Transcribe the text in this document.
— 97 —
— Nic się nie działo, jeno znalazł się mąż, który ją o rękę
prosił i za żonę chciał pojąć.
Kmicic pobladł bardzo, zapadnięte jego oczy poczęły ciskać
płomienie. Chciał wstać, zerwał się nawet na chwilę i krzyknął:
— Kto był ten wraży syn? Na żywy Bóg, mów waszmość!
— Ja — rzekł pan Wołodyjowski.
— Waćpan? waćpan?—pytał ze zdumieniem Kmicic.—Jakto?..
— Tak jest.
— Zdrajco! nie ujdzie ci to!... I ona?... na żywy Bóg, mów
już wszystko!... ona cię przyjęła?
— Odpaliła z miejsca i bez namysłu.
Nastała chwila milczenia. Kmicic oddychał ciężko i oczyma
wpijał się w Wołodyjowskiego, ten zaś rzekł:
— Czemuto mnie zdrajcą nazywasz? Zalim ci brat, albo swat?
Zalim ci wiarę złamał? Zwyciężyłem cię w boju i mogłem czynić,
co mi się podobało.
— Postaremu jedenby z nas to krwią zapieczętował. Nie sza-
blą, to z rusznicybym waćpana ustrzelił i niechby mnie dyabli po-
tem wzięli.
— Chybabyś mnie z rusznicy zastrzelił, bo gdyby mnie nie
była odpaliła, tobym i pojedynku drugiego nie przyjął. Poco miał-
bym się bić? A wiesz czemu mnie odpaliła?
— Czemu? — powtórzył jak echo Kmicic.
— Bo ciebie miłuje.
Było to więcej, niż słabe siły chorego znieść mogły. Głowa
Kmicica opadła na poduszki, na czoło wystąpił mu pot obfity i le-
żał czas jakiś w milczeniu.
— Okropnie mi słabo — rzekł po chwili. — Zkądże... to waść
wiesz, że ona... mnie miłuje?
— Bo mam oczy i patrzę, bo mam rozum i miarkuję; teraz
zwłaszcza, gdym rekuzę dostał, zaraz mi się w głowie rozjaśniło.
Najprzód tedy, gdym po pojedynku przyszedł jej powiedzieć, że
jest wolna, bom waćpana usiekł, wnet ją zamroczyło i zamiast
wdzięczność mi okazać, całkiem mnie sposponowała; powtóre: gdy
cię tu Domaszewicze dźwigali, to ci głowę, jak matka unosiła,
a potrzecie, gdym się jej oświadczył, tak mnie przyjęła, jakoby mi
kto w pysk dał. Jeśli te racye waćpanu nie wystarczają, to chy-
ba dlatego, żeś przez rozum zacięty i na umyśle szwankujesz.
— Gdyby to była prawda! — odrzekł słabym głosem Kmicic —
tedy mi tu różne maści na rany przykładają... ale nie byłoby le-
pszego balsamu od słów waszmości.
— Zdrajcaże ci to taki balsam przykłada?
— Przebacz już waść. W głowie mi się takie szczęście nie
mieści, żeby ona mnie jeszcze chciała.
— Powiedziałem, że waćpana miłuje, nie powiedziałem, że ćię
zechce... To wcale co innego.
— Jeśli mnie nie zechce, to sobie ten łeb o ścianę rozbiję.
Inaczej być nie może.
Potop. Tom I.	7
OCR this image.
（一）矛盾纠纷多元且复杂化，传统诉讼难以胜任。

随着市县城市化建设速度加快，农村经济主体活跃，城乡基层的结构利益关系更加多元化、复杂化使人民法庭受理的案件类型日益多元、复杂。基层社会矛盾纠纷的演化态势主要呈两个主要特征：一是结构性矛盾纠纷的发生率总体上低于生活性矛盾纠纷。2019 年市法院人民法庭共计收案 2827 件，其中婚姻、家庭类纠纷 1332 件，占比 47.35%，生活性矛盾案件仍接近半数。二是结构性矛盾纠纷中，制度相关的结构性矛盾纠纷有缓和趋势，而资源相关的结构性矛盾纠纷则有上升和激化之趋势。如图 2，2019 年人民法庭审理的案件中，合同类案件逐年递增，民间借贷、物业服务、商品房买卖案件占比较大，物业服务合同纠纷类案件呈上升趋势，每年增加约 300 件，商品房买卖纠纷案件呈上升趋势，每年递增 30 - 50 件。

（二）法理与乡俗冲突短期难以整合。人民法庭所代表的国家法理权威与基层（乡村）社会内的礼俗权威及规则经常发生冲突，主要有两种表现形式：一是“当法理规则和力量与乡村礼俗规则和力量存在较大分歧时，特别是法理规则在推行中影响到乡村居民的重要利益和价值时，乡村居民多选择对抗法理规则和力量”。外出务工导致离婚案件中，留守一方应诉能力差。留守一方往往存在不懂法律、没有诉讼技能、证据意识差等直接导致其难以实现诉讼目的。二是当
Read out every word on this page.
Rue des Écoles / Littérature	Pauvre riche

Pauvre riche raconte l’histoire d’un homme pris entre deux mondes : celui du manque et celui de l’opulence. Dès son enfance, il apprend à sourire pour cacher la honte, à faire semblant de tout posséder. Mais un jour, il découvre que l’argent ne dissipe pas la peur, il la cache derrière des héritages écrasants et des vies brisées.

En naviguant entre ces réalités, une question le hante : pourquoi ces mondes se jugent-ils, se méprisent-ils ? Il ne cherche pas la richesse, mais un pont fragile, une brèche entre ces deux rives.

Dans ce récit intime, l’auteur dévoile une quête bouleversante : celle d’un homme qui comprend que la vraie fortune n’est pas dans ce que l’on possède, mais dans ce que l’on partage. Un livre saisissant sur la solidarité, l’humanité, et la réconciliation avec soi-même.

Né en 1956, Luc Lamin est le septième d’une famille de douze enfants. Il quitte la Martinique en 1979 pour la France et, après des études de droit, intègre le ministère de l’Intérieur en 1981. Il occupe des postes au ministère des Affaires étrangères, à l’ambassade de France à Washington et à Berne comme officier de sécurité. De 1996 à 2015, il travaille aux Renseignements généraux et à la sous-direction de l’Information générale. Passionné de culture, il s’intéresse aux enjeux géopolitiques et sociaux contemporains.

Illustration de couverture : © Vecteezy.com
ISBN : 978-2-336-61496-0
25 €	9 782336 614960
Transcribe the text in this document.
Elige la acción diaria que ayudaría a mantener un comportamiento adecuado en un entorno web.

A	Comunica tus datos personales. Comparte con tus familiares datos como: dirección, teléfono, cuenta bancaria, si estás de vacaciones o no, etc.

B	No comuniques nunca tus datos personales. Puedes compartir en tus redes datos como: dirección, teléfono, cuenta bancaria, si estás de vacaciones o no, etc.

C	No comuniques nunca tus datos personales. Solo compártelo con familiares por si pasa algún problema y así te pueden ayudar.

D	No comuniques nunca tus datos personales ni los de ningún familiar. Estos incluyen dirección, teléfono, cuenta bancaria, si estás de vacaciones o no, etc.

────────────────────────────────────────

### WORK REQUIRED
Pull out each record as written and restate it exactly.

### EXPECTED ANSWER
Transcribe the text in this document.
— 97 —
— Nic się nie działo, jeno znalazł się mąż, który ją o rękę
prosił i za żonę chciał pojąć.
Kmicic pobladł bardzo, zapadnięte jego oczy poczęły ciskać
płomienie. Chciał wstać, zerwał się nawet na chwilę i krzyknął:
— Kto był ten wraży syn? Na żywy Bóg, mów waszmość!
— Ja — rzekł pan Wołodyjowski.
— Waćpan? waćpan?—pytał ze zdumieniem Kmicic.—Jakto?..
— Tak jest.
— Zdrajco! nie ujdzie ci to!... I ona?... na żywy Bóg, mów
już wszystko!... ona cię przyjęła?
— Odpaliła z miejsca i bez namysłu.
Nastała chwila milczenia. Kmicic oddychał ciężko i oczyma
wpijał się w Wołodyjowskiego, ten zaś rzekł:
— Czemuto mnie zdrajcą nazywasz? Zalim ci brat, albo swat?
Zalim ci wiarę złamał? Zwyciężyłem cię w boju i mogłem czynić,
co mi się podobało.
— Postaremu jedenby z nas to krwią zapieczętował. Nie sza-
blą, to z rusznicybym waćpana ustrzelił i niechby mnie dyabli po-
tem wzięli.
— Chybabyś mnie z rusznicy zastrzelił, bo gdyby mnie nie
była odpaliła, tobym i pojedynku drugiego nie przyjął. Poco miał-
bym się bić? A wiesz czemu mnie odpaliła?
— Czemu? — powtórzył jak echo Kmicic.
— Bo ciebie miłuje.
Było to więcej, niż słabe siły chorego znieść mogły. Głowa
Kmicica opadła na poduszki, na czoło wystąpił mu pot obfity i le-
żał czas jakiś w milczeniu.
— Okropnie mi słabo — rzekł po chwili. — Zkądże... to waść
wiesz, że ona... mnie miłuje?
— Bo mam oczy i patrzę, bo mam rozum i miarkuję; teraz
zwłaszcza, gdym rekuzę dostał, zaraz mi się w głowie rozjaśniło.
Najprzód tedy, gdym po pojedynku przyszedł jej powiedzieć, że
jest wolna, bom waćpana usiekł, wnet ją zamroczyło i zamiast
wdzięczność mi okazać, całkiem mnie sposponowała; powtóre: gdy
cię tu Domaszewicze dźwigali, to ci głowę, jak matka unosiła,
a potrzecie, gdym się jej oświadczył, tak mnie przyjęła, jakoby mi
kto w pysk dał. Jeśli te racye waćpanu nie wystarczają, to chy-
ba dlatego, żeś przez rozum zacięty i na umyśle szwankujesz.
— Gdyby to była prawda! — odrzekł słabym głosem Kmicic —
tedy mi tu różne maści na rany przykładają... ale nie byłoby le-
pszego balsamu od słów waszmości.
— Zdrajcaże ci to taki balsam przykłada?
— Przebacz już waść. W głowie mi się takie szczęście nie
mieści, żeby ona mnie jeszcze chciała.
— Powiedziałem, że waćpana miłuje, nie powiedziałem, że ćię
zechce... To wcale co innego.
— Jeśli mnie nie zechce, to sobie ten łeb o ścianę rozbiję.
Inaczej być nie może.
Potop. Tom I.	7
OCR this image.
（一）矛盾纠纷多元且复杂化，传统诉讼难以胜任。

随着市县城市化建设速度加快，农村经济主体活跃，城乡基层的结构利益关系更加多元化、复杂化使人民法庭受理的案件类型日益多元、复杂。基层社会矛盾纠纷的演化态势主要呈两个主要特征：一是结构性矛盾纠纷的发生率总体上低于生活性矛盾纠纷。2019 年市法院人民法庭共计收案 2827 件，其中婚姻、家庭类纠纷 1332 件，占比 47.35%，生活性矛盾案件仍接近半数。二是结构性矛盾纠纷中，制度相关的结构性矛盾纠纷有缓和趋势，而资源相关的结构性矛盾纠纷则有上升和激化之趋势。如图 2，2019 年人民法庭审理的案件中，合同类案件逐年递增，民间借贷、物业服务、商品房买卖案件占比较大，物业服务合同纠纷类案件呈上升趋势，每年增加约 300 件，商品房买卖纠纷案件呈上升趋势，每年递增 30 - 50 件。

（二）法理与乡俗冲突短期难以整合。人民法庭所代表的国家法理权威与基层（乡村）社会内的礼俗权威及规则经常发生冲突，主要有两种表现形式：一是“当法理规则和力量与乡村礼俗规则和力量存在较大分歧时，特别是法理规则在推行中影响到乡村居民的重要利益和价值时，乡村居民多选择对抗法理规则和力量”。外出务工导致离婚案件中，留守一方应诉能力差。留守一方往往存在不懂法律、没有诉讼技能、证据意识差等直接导致其难以实现诉讼目的。二是当
Read out every word on this page.
Rue des Écoles / Littérature	Pauvre riche

Pauvre riche raconte l’histoire d’un homme pris entre deux mondes : celui du manque et celui de l’opulence. Dès son enfance, il apprend à sourire pour cacher la honte, à faire semblant de tout posséder. Mais un jour, il découvre que l’argent ne dissipe pas la peur, il la cache derrière des héritages écrasants et des vies brisées.

En naviguant entre ces réalités, une question le hante : pourquoi ces mondes se jugent-ils, se méprisent-ils ? Il ne cherche pas la richesse, mais un pont fragile, une brèche entre ces deux rives.

Dans ce récit intime, l’auteur dévoile une quête bouleversante : celle d’un homme qui comprend que la vraie fortune n’est pas dans ce que l’on possède, mais dans ce que l’on partage. Un livre saisissant sur la solidarité, l’humanité, et la réconciliation avec soi-même.

Né en 1956, Luc Lamin est le septième d’une famille de douze enfants. Il quitte la Martinique en 1979 pour la France et, après des études de droit, intègre le ministère de l’Intérieur en 1981. Il occupe des postes au ministère des Affaires étrangères, à l’ambassade de France à Washington et à Berne comme officier de sécurité. De 1996 à 2015, il travaille aux Renseignements généraux et à la sous-direction de l’Information générale. Passionné de culture, il s’intéresse aux enjeux géopolitiques et sociaux contemporains.

Illustration de couverture : © Vecteezy.com
ISBN : 978-2-336-61496-0
25 €	9 782336 614960
Transcribe the text in this document.
Elige la acción diaria que ayudaría a mantener un comportamiento adecuado en un entorno web.

A	Comunica tus datos personales. Comparte con tus familiares datos como: dirección, teléfono, cuenta bancaria, si estás de vacaciones o no, etc.

B	No comuniques nunca tus datos personales. Puedes compartir en tus redes datos como: dirección, teléfono, cuenta bancaria, si estás de vacaciones o no, etc.

C	No comuniques nunca tus datos personales. Solo compártelo con familiares por si pasa algún problema y así te pueden ayudar.

D	No comuniques nunca tus datos personales ni los de ningún familiar. Estos incluyen dirección, teléfono, cuenta bancaria, si estás de vacaciones o no, etc.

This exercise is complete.